Aim of the task: Every record should be written out exactly, please.

----

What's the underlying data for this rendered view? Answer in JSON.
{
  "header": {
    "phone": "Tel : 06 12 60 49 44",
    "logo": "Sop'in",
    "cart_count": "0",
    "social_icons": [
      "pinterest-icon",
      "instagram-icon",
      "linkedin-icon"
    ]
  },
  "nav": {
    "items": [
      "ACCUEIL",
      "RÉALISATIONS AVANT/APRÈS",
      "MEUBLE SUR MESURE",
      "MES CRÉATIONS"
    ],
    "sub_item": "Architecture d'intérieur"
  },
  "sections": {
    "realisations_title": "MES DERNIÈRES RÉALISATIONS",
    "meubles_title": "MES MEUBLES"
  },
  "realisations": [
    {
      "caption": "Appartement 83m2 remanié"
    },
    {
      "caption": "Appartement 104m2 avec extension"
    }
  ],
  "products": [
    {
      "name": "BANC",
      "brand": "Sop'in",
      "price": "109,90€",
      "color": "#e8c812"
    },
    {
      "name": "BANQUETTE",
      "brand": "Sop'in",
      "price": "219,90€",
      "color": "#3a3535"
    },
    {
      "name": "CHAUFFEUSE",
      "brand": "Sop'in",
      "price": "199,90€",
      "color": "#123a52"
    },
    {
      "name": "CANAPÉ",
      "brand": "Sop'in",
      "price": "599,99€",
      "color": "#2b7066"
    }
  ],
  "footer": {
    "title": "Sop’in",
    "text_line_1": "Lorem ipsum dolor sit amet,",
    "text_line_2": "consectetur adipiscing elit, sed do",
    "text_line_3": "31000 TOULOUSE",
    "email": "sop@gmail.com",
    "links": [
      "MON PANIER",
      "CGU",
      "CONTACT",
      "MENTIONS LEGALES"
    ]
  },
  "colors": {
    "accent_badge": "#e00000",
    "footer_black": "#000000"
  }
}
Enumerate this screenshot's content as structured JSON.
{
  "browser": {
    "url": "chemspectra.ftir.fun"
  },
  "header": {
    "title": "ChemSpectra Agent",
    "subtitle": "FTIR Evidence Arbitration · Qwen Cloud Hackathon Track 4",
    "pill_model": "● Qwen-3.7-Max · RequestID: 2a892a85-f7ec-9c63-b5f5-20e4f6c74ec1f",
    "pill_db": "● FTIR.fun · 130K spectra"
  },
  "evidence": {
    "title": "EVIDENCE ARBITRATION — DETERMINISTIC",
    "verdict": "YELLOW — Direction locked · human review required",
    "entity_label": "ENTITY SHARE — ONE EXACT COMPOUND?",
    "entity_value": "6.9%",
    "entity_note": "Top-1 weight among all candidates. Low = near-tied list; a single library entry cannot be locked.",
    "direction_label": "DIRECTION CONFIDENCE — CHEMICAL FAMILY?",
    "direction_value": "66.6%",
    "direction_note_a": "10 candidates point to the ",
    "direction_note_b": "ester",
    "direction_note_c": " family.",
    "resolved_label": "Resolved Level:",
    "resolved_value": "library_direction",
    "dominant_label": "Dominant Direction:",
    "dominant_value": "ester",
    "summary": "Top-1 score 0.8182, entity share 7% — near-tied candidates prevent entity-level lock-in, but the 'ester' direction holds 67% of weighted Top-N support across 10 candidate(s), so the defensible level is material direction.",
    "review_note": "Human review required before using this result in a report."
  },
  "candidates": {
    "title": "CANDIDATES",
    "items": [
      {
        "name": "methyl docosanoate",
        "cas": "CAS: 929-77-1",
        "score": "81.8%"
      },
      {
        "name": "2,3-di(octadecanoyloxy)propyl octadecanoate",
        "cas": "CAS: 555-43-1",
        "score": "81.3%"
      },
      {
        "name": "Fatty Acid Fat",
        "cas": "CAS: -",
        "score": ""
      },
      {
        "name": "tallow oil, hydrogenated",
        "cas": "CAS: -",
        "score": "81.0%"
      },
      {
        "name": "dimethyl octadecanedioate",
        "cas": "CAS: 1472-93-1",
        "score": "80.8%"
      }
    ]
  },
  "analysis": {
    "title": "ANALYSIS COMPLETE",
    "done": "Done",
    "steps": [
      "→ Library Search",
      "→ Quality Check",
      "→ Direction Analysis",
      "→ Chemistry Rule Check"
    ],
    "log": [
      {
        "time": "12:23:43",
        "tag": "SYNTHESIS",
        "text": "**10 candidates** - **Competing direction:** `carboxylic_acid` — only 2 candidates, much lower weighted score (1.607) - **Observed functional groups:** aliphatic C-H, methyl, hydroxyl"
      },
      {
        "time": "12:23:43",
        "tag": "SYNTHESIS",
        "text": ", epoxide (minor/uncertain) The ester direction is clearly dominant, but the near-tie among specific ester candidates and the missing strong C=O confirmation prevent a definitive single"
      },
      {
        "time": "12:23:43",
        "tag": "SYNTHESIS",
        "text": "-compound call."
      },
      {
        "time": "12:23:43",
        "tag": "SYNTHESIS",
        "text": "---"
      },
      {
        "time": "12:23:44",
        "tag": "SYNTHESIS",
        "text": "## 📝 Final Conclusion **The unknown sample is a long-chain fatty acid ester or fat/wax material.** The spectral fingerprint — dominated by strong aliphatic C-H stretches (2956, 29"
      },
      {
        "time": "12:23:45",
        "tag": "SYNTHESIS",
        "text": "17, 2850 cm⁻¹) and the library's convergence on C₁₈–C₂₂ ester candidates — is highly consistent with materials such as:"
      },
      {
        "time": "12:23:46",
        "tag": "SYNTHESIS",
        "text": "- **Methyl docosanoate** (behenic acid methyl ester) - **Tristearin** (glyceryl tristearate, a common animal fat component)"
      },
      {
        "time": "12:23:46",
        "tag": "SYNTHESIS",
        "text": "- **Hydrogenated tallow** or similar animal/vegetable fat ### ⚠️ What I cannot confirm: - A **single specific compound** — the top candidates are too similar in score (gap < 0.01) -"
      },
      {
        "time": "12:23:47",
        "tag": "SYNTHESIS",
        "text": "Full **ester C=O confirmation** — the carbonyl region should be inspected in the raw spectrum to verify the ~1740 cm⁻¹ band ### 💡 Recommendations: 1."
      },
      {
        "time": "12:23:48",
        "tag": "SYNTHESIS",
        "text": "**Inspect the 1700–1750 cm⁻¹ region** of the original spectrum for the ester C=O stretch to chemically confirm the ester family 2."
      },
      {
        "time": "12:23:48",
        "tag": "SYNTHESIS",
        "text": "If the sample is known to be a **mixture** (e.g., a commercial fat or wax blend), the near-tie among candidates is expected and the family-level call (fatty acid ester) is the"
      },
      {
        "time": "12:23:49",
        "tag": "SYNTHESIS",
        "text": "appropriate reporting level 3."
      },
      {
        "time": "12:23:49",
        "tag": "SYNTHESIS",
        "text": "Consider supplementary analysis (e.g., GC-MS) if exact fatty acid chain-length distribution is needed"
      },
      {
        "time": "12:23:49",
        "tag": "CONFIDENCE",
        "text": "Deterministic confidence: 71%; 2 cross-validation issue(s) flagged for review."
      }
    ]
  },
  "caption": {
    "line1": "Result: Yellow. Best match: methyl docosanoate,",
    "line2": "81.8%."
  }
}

----

Exercise response:
What's the underlying data for this rendered view? Answer in JSON.
{
  "header": {
    "phone": "Tel : 06 12 60 49 44",
    "logo": "Sop'in",
    "cart_count": "0",
    "social_icons": [
      "pinterest-icon",
      "instagram-icon",
      "linkedin-icon"
    ]
  },
  "nav": {
    "items": [
      "ACCUEIL",
      "RÉALISATIONS AVANT/APRÈS",
      "MEUBLE SUR MESURE",
      "MES CRÉATIONS"
    ],
    "sub_item": "Architecture d'intérieur"
  },
  "sections": {
    "realisations_title": "MES DERNIÈRES RÉALISATIONS",
    "meubles_title": "MES MEUBLES"
  },
  "realisations": [
    {
      "caption": "Appartement 83m2 remanié"
    },
    {
      "caption": "Appartement 104m2 avec extension"
    }
  ],
  "products": [
    {
      "name": "BANC",
      "brand": "Sop'in",
      "price": "109,90€",
      "color": "#e8c812"
    },
    {
      "name": "BANQUETTE",
      "brand": "Sop'in",
      "price": "219,90€",
      "color": "#3a3535"
    },
    {
      "name": "CHAUFFEUSE",
      "brand": "Sop'in",
      "price": "199,90€",
      "color": "#123a52"
    },
    {
      "name": "CANAPÉ",
      "brand": "Sop'in",
      "price": "599,99€",
      "color": "#2b7066"
    }
  ],
  "footer": {
    "title": "Sop’in",
    "text_line_1": "Lorem ipsum dolor sit amet,",
    "text_line_2": "consectetur adipiscing elit, sed do",
    "text_line_3": "31000 TOULOUSE",
    "email": "sop@gmail.com",
    "links": [
      "MON PANIER",
      "CGU",
      "CONTACT",
      "MENTIONS LEGALES"
    ]
  },
  "colors": {
    "accent_badge": "#e00000",
    "footer_black": "#000000"
  }
}
Enumerate this screenshot's content as structured JSON.
{
  "browser": {
    "url": "chemspectra.ftir.fun"
  },
  "header": {
    "title": "ChemSpectra Agent",
    "subtitle": "FTIR Evidence Arbitration · Qwen Cloud Hackathon Track 4",
    "pill_model": "● Qwen-3.7-Max · RequestID: 2a892a85-f7ec-9c63-b5f5-20e4f6c74ec1f",
    "pill_db": "● FTIR.fun · 130K spectra"
  },
  "evidence": {
    "title": "EVIDENCE ARBITRATION — DETERMINISTIC",
    "verdict": "YELLOW — Direction locked · human review required",
    "entity_label": "ENTITY SHARE — ONE EXACT COMPOUND?",
    "entity_value": "6.9%",
    "entity_note": "Top-1 weight among all candidates. Low = near-tied list; a single library entry cannot be locked.",
    "direction_label": "DIRECTION CONFIDENCE — CHEMICAL FAMILY?",
    "direction_value": "66.6%",
    "direction_note_a": "10 candidates point to the ",
    "direction_note_b": "ester",
    "direction_note_c": " family.",
    "resolved_label": "Resolved Level:",
    "resolved_value": "library_direction",
    "dominant_label": "Dominant Direction:",
    "dominant_value": "ester",
    "summary": "Top-1 score 0.8182, entity share 7% — near-tied candidates prevent entity-level lock-in, but the 'ester' direction holds 67% of weighted Top-N support across 10 candidate(s), so the defensible level is material direction.",
    "review_note": "Human review required before using this result in a report."
  },
  "candidates": {
    "title": "CANDIDATES",
    "items": [
      {
        "name": "methyl docosanoate",
        "cas": "CAS: 929-77-1",
        "score": "81.8%"
      },
      {
        "name": "2,3-di(octadecanoyloxy)propyl octadecanoate",
        "cas": "CAS: 555-43-1",
        "score": "81.3%"
      },
      {
        "name": "Fatty Acid Fat",
        "cas": "CAS: -",
        "score": ""
      },
      {
        "name": "tallow oil, hydrogenated",
        "cas": "CAS: -",
        "score": "81.0%"
      },
      {
        "name": "dimethyl octadecanedioate",
        "cas": "CAS: 1472-93-1",
        "score": "80.8%"
      }
    ]
  },
  "analysis": {
    "title": "ANALYSIS COMPLETE",
    "done": "Done",
    "steps": [
      "→ Library Search",
      "→ Quality Check",
      "→ Direction Analysis",
      "→ Chemistry Rule Check"
    ],
    "log": [
      {
        "time": "12:23:43",
        "tag": "SYNTHESIS",
        "text": "**10 candidates** - **Competing direction:** `carboxylic_acid` — only 2 candidates, much lower weighted score (1.607) - **Observed functional groups:** aliphatic C-H, methyl, hydroxyl"
      },
      {
        "time": "12:23:43",
        "tag": "SYNTHESIS",
        "text": ", epoxide (minor/uncertain) The ester direction is clearly dominant, but the near-tie among specific ester candidates and the missing strong C=O confirmation prevent a definitive single"
      },
      {
        "time": "12:23:43",
        "tag": "SYNTHESIS",
        "text": "-compound call."
      },
      {
        "time": "12:23:43",
        "tag": "SYNTHESIS",
        "text": "---"
      },
      {
        "time": "12:23:44",
        "tag": "SYNTHESIS",
        "text": "## 📝 Final Conclusion **The unknown sample is a long-chain fatty acid ester or fat/wax material.** The spectral fingerprint — dominated by strong aliphatic C-H stretches (2956, 29"
      },
      {
        "time": "12:23:45",
        "tag": "SYNTHESIS",
        "text": "17, 2850 cm⁻¹) and the library's convergence on C₁₈–C₂₂ ester candidates — is highly consistent with materials such as:"
      },
      {
        "time": "12:23:46",
        "tag": "SYNTHESIS",
        "text": "- **Methyl docosanoate** (behenic acid methyl ester) - **Tristearin** (glyceryl tristearate, a common animal fat component)"
      },
      {
        "time": "12:23:46",
        "tag": "SYNTHESIS",
        "text": "- **Hydrogenated tallow** or similar animal/vegetable fat ### ⚠️ What I cannot confirm: - A **single specific compound** — the top candidates are too similar in score (gap < 0.01) -"
      },
      {
        "time": "12:23:47",
        "tag": "SYNTHESIS",
        "text": "Full **ester C=O confirmation** — the carbonyl region should be inspected in the raw spectrum to verify the ~1740 cm⁻¹ band ### 💡 Recommendations: 1."
      },
      {
        "time": "12:23:48",
        "tag": "SYNTHESIS",
        "text": "**Inspect the 1700–1750 cm⁻¹ region** of the original spectrum for the ester C=O stretch to chemically confirm the ester family 2."
      },
      {
        "time": "12:23:48",
        "tag": "SYNTHESIS",
        "text": "If the sample is known to be a **mixture** (e.g., a commercial fat or wax blend), the near-tie among candidates is expected and the family-level call (fatty acid ester) is the"
      },
      {
        "time": "12:23:49",
        "tag": "SYNTHESIS",
        "text": "appropriate reporting level 3."
      },
      {
        "time": "12:23:49",
        "tag": "SYNTHESIS",
        "text": "Consider supplementary analysis (e.g., GC-MS) if exact fatty acid chain-length distribution is needed"
      },
      {
        "time": "12:23:49",
        "tag": "CONFIDENCE",
        "text": "Deterministic confidence: 71%; 2 cross-validation issue(s) flagged for review."
      }
    ]
  },
  "caption": {
    "line1": "Result: Yellow. Best match: methyl docosanoate,",
    "line2": "81.8%."
  }
}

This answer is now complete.